» **RAW DATA**:
+-------+

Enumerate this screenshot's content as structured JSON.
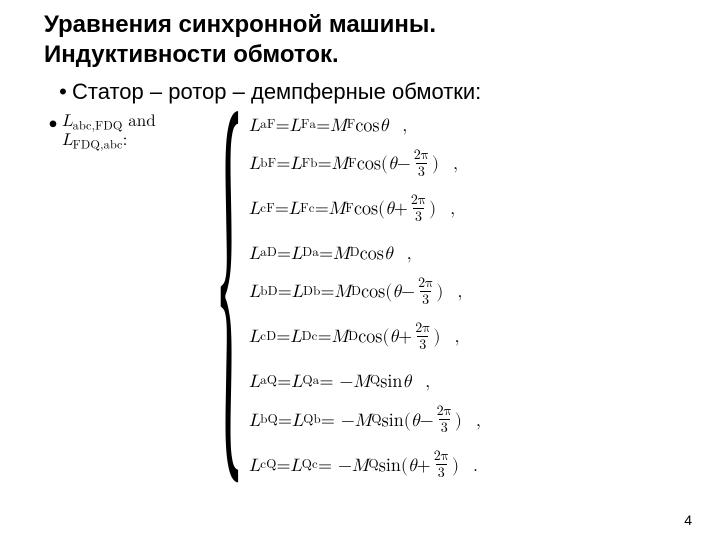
{
  "title_line1": "Уравнения синхронной машины.",
  "title_line2": "Индуктивности обмоток.",
  "bullet_main": "Статор – ротор – демпферные обмотки:",
  "left_label": {
    "L1_text": "L",
    "L1_sub": "abc,FDQ",
    "and": " and",
    "L2_text": "L",
    "L2_sub": "FDQ,abc",
    "colon": ":"
  },
  "symbols": {
    "L": "L",
    "M": "M",
    "cos": "cos",
    "sin": "sin",
    "theta": "θ",
    "minus": "−",
    "plus": "+",
    "eq": " = ",
    "two_pi": "2π",
    "three": "3"
  },
  "groups": [
    {
      "rows": [
        {
          "lhs_sub": "aF",
          "rhs1_sub": "Fa",
          "coef_sub": "F",
          "trig": "cos",
          "arg": "plain",
          "end": ","
        },
        {
          "lhs_sub": "bF",
          "rhs1_sub": "Fb",
          "coef_sub": "F",
          "trig": "cos",
          "arg": "minus",
          "end": ","
        },
        {
          "lhs_sub": "cF",
          "rhs1_sub": "Fc",
          "coef_sub": "F",
          "trig": "cos",
          "arg": "plus",
          "end": ","
        }
      ],
      "neg": false
    },
    {
      "rows": [
        {
          "lhs_sub": "aD",
          "rhs1_sub": "Da",
          "coef_sub": "D",
          "trig": "cos",
          "arg": "plain",
          "end": ","
        },
        {
          "lhs_sub": "bD",
          "rhs1_sub": "Db",
          "coef_sub": "D",
          "trig": "cos",
          "arg": "minus",
          "end": ","
        },
        {
          "lhs_sub": "cD",
          "rhs1_sub": "Dc",
          "coef_sub": "D",
          "trig": "cos",
          "arg": "plus",
          "end": ","
        }
      ],
      "neg": false
    },
    {
      "rows": [
        {
          "lhs_sub": "aQ",
          "rhs1_sub": "Qa",
          "coef_sub": "Q",
          "trig": "sin",
          "arg": "plain",
          "end": ","
        },
        {
          "lhs_sub": "bQ",
          "rhs1_sub": "Qb",
          "coef_sub": "Q",
          "trig": "sin",
          "arg": "minus",
          "end": ","
        },
        {
          "lhs_sub": "cQ",
          "rhs1_sub": "Qc",
          "coef_sub": "Q",
          "trig": "sin",
          "arg": "plus",
          "end": "."
        }
      ],
      "neg": true
    }
  ],
  "page_number": "4",
  "colors": {
    "text": "#000000",
    "bg": "#ffffff"
  },
  "typography": {
    "title_pt": 24,
    "body_pt": 22,
    "math_pt": 18,
    "left_math_pt": 17
  }
}
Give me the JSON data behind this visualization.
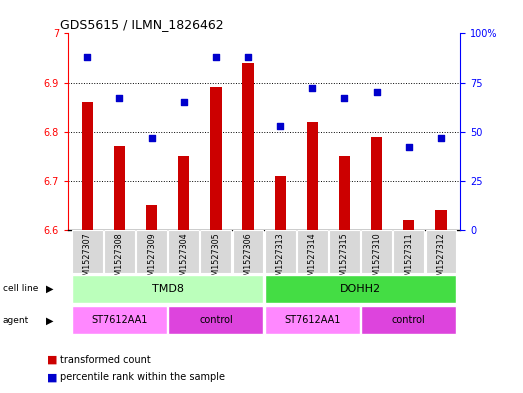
{
  "title": "GDS5615 / ILMN_1826462",
  "samples": [
    "GSM1527307",
    "GSM1527308",
    "GSM1527309",
    "GSM1527304",
    "GSM1527305",
    "GSM1527306",
    "GSM1527313",
    "GSM1527314",
    "GSM1527315",
    "GSM1527310",
    "GSM1527311",
    "GSM1527312"
  ],
  "bar_values": [
    6.86,
    6.77,
    6.65,
    6.75,
    6.89,
    6.94,
    6.71,
    6.82,
    6.75,
    6.79,
    6.62,
    6.64
  ],
  "bar_base": 6.6,
  "percentile_values": [
    88,
    67,
    47,
    65,
    88,
    88,
    53,
    72,
    67,
    70,
    42,
    47
  ],
  "ylim_left": [
    6.6,
    7.0
  ],
  "ylim_right": [
    0,
    100
  ],
  "yticks_left": [
    6.6,
    6.7,
    6.8,
    6.9,
    7.0
  ],
  "ytick_labels_left": [
    "6.6",
    "6.7",
    "6.8",
    "6.9",
    "7"
  ],
  "yticks_right": [
    0,
    25,
    50,
    75,
    100
  ],
  "ytick_labels_right": [
    "0",
    "25",
    "50",
    "75",
    "100%"
  ],
  "bar_color": "#cc0000",
  "dot_color": "#0000cc",
  "cell_line_color_light": "#bbffbb",
  "cell_line_color_dark": "#44dd44",
  "agent_color_light": "#ff88ff",
  "agent_color_dark": "#dd44dd",
  "legend_text1": "transformed count",
  "legend_text2": "percentile rank within the sample",
  "tick_area_color": "#d8d8d8"
}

+-------+

» **TASK DIRECTIONS**: Extract all the data above exactly, excluding every picture.

» **WRITTEN SOLUTION**:
Enumerate this screenshot's content as structured JSON.
{
  "title_line1": "Уравнения синхронной машины.",
  "title_line2": "Индуктивности обмоток.",
  "bullet_main": "Статор – ротор – демпферные обмотки:",
  "left_label": {
    "L1_text": "L",
    "L1_sub": "abc,FDQ",
    "and": " and",
    "L2_text": "L",
    "L2_sub": "FDQ,abc",
    "colon": ":"
  },
  "symbols": {
    "L": "L",
    "M": "M",
    "cos": "cos",
    "sin": "sin",
    "theta": "θ",
    "minus": "−",
    "plus": "+",
    "eq": " = ",
    "two_pi": "2π",
    "three": "3"
  },
  "groups": [
    {
      "rows": [
        {
          "lhs_sub": "aF",
          "rhs1_sub": "Fa",
          "coef_sub": "F",
          "trig": "cos",
          "arg": "plain",
          "end": ","
        },
        {
          "lhs_sub": "bF",
          "rhs1_sub": "Fb",
          "coef_sub": "F",
          "trig": "cos",
          "arg": "minus",
          "end": ","
        },
        {
          "lhs_sub": "cF",
          "rhs1_sub": "Fc",
          "coef_sub": "F",
          "trig": "cos",
          "arg": "plus",
          "end": ","
        }
      ],
      "neg": false
    },
    {
      "rows": [
        {
          "lhs_sub": "aD",
          "rhs1_sub": "Da",
          "coef_sub": "D",
          "trig": "cos",
          "arg": "plain",
          "end": ","
        },
        {
          "lhs_sub": "bD",
          "rhs1_sub": "Db",
          "coef_sub": "D",
          "trig": "cos",
          "arg": "minus",
          "end": ","
        },
        {
          "lhs_sub": "cD",
          "rhs1_sub": "Dc",
          "coef_sub": "D",
          "trig": "cos",
          "arg": "plus",
          "end": ","
        }
      ],
      "neg": false
    },
    {
      "rows": [
        {
          "lhs_sub": "aQ",
          "rhs1_sub": "Qa",
          "coef_sub": "Q",
          "trig": "sin",
          "arg": "plain",
          "end": ","
        },
        {
          "lhs_sub": "bQ",
          "rhs1_sub": "Qb",
          "coef_sub": "Q",
          "trig": "sin",
          "arg": "minus",
          "end": ","
        },
        {
          "lhs_sub": "cQ",
          "rhs1_sub": "Qc",
          "coef_sub": "Q",
          "trig": "sin",
          "arg": "plus",
          "end": "."
        }
      ],
      "neg": true
    }
  ],
  "page_number": "4",
  "colors": {
    "text": "#000000",
    "bg": "#ffffff"
  },
  "typography": {
    "title_pt": 24,
    "body_pt": 22,
    "math_pt": 18,
    "left_math_pt": 17
  }
}
Give me the JSON data behind this visualization.
{
  "title": "GDS5615 / ILMN_1826462",
  "samples": [
    "GSM1527307",
    "GSM1527308",
    "GSM1527309",
    "GSM1527304",
    "GSM1527305",
    "GSM1527306",
    "GSM1527313",
    "GSM1527314",
    "GSM1527315",
    "GSM1527310",
    "GSM1527311",
    "GSM1527312"
  ],
  "bar_values": [
    6.86,
    6.77,
    6.65,
    6.75,
    6.89,
    6.94,
    6.71,
    6.82,
    6.75,
    6.79,
    6.62,
    6.64
  ],
  "bar_base": 6.6,
  "percentile_values": [
    88,
    67,
    47,
    65,
    88,
    88,
    53,
    72,
    67,
    70,
    42,
    47
  ],
  "ylim_left": [
    6.6,
    7.0
  ],
  "ylim_right": [
    0,
    100
  ],
  "yticks_left": [
    6.6,
    6.7,
    6.8,
    6.9,
    7.0
  ],
  "ytick_labels_left": [
    "6.6",
    "6.7",
    "6.8",
    "6.9",
    "7"
  ],
  "yticks_right": [
    0,
    25,
    50,
    75,
    100
  ],
  "ytick_labels_right": [
    "0",
    "25",
    "50",
    "75",
    "100%"
  ],
  "bar_color": "#cc0000",
  "dot_color": "#0000cc",
  "cell_line_color_light": "#bbffbb",
  "cell_line_color_dark": "#44dd44",
  "agent_color_light": "#ff88ff",
  "agent_color_dark": "#dd44dd",
  "legend_text1": "transformed count",
  "legend_text2": "percentile rank within the sample",
  "tick_area_color": "#d8d8d8"
}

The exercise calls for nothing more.